--- start of Record excerpts ---

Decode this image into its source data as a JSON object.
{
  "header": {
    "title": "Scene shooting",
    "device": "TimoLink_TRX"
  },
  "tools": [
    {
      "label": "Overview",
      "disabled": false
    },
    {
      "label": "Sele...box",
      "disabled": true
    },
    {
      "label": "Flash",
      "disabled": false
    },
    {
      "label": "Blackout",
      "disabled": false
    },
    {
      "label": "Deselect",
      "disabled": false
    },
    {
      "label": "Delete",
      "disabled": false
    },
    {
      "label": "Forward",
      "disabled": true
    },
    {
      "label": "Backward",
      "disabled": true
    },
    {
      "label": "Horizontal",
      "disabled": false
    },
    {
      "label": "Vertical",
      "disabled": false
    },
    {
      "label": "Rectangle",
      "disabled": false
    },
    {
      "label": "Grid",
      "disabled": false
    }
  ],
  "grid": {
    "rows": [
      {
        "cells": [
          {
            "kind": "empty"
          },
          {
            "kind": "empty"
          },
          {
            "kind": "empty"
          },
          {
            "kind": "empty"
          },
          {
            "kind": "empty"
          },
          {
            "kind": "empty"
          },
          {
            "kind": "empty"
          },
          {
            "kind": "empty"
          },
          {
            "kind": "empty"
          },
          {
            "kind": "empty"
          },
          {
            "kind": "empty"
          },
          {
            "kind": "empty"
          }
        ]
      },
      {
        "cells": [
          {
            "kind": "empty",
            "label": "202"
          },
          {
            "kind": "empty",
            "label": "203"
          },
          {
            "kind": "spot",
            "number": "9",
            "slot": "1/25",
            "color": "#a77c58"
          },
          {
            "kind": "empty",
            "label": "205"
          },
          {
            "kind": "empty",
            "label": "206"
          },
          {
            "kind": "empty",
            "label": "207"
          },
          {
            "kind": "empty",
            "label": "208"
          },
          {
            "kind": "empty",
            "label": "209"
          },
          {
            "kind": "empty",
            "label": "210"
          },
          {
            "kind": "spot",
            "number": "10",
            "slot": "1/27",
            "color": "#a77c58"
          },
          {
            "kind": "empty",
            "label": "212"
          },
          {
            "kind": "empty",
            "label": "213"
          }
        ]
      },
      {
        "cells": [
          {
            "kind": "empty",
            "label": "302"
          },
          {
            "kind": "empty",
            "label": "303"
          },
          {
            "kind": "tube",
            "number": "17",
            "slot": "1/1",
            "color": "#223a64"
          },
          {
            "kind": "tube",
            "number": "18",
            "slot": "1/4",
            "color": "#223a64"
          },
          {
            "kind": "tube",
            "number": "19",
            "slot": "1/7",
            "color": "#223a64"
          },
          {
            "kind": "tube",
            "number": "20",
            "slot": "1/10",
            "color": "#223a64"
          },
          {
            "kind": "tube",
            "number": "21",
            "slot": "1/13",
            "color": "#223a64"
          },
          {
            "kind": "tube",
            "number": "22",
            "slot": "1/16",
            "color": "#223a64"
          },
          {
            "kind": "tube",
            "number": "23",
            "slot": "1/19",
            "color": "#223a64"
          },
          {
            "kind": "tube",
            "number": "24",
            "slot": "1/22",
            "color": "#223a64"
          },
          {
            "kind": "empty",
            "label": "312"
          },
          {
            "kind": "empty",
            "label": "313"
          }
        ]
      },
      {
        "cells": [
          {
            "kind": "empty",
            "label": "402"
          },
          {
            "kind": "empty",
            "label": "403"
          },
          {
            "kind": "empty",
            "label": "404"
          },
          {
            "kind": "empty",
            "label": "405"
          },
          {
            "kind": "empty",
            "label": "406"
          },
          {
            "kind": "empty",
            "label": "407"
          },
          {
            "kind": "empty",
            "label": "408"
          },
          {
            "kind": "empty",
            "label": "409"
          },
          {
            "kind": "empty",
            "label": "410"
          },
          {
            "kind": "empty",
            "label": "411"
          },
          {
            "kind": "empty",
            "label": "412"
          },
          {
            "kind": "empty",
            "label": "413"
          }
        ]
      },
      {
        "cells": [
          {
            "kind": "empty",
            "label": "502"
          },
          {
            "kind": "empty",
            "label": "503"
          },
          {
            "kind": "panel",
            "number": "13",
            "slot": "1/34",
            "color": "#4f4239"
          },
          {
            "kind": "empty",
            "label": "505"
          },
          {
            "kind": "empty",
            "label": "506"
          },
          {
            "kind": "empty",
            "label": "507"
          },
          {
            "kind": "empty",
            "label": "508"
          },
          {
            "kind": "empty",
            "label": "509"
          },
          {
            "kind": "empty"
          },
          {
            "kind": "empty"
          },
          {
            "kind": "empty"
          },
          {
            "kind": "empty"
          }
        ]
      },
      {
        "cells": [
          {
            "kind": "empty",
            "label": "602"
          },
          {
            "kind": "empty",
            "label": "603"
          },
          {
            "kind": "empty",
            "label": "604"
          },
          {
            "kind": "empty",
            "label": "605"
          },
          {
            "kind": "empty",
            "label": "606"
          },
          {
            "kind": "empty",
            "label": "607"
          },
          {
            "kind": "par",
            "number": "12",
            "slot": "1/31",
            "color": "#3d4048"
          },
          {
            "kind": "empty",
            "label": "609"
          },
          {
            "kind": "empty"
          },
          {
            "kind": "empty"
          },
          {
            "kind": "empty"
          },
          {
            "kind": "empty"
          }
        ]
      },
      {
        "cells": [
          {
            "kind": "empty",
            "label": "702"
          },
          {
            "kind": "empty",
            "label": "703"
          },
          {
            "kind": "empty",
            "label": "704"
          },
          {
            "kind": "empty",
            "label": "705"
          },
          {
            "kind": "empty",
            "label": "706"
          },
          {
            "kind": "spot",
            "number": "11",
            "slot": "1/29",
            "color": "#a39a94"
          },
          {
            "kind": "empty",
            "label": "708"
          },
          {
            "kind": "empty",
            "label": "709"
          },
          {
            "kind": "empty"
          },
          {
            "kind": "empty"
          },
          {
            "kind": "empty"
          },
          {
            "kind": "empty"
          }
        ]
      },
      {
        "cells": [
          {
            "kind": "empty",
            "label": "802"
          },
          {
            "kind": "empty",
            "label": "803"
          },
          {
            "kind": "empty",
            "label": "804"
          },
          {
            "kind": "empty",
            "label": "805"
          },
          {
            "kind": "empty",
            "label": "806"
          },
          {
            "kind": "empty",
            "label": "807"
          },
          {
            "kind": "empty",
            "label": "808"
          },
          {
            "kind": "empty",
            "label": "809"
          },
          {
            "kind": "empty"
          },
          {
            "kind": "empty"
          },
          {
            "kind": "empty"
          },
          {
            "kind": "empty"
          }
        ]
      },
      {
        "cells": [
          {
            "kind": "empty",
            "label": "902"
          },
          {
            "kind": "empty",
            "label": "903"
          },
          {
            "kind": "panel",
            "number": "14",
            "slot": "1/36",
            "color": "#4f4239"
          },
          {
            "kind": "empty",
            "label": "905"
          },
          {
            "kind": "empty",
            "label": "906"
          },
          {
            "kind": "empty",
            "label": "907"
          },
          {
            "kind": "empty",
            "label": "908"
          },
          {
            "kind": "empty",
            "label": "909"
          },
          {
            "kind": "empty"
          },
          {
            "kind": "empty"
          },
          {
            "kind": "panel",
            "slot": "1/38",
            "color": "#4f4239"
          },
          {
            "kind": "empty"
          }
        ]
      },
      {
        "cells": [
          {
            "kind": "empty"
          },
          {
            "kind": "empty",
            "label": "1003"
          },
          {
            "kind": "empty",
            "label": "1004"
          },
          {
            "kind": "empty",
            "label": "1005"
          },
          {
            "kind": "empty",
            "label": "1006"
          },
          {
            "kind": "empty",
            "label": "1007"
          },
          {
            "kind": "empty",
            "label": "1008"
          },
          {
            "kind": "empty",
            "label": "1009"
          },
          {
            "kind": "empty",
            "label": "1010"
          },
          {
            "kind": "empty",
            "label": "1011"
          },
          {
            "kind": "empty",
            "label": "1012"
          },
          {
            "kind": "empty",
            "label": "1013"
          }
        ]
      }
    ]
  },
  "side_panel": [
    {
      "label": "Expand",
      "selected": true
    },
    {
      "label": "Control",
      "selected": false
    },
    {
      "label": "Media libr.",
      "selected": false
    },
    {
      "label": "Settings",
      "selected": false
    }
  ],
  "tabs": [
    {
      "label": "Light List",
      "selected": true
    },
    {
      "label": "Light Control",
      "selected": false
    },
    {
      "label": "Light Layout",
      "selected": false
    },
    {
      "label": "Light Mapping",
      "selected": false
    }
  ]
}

--- end of Record excerpts ---

Using the listing above, pick out each line that contains the word "Light", then copy it.

> Reply to the exercise:
      "label": "Light List",
      "label": "Light Control",
      "label": "Light Layout",
      "label": "Light Mapping",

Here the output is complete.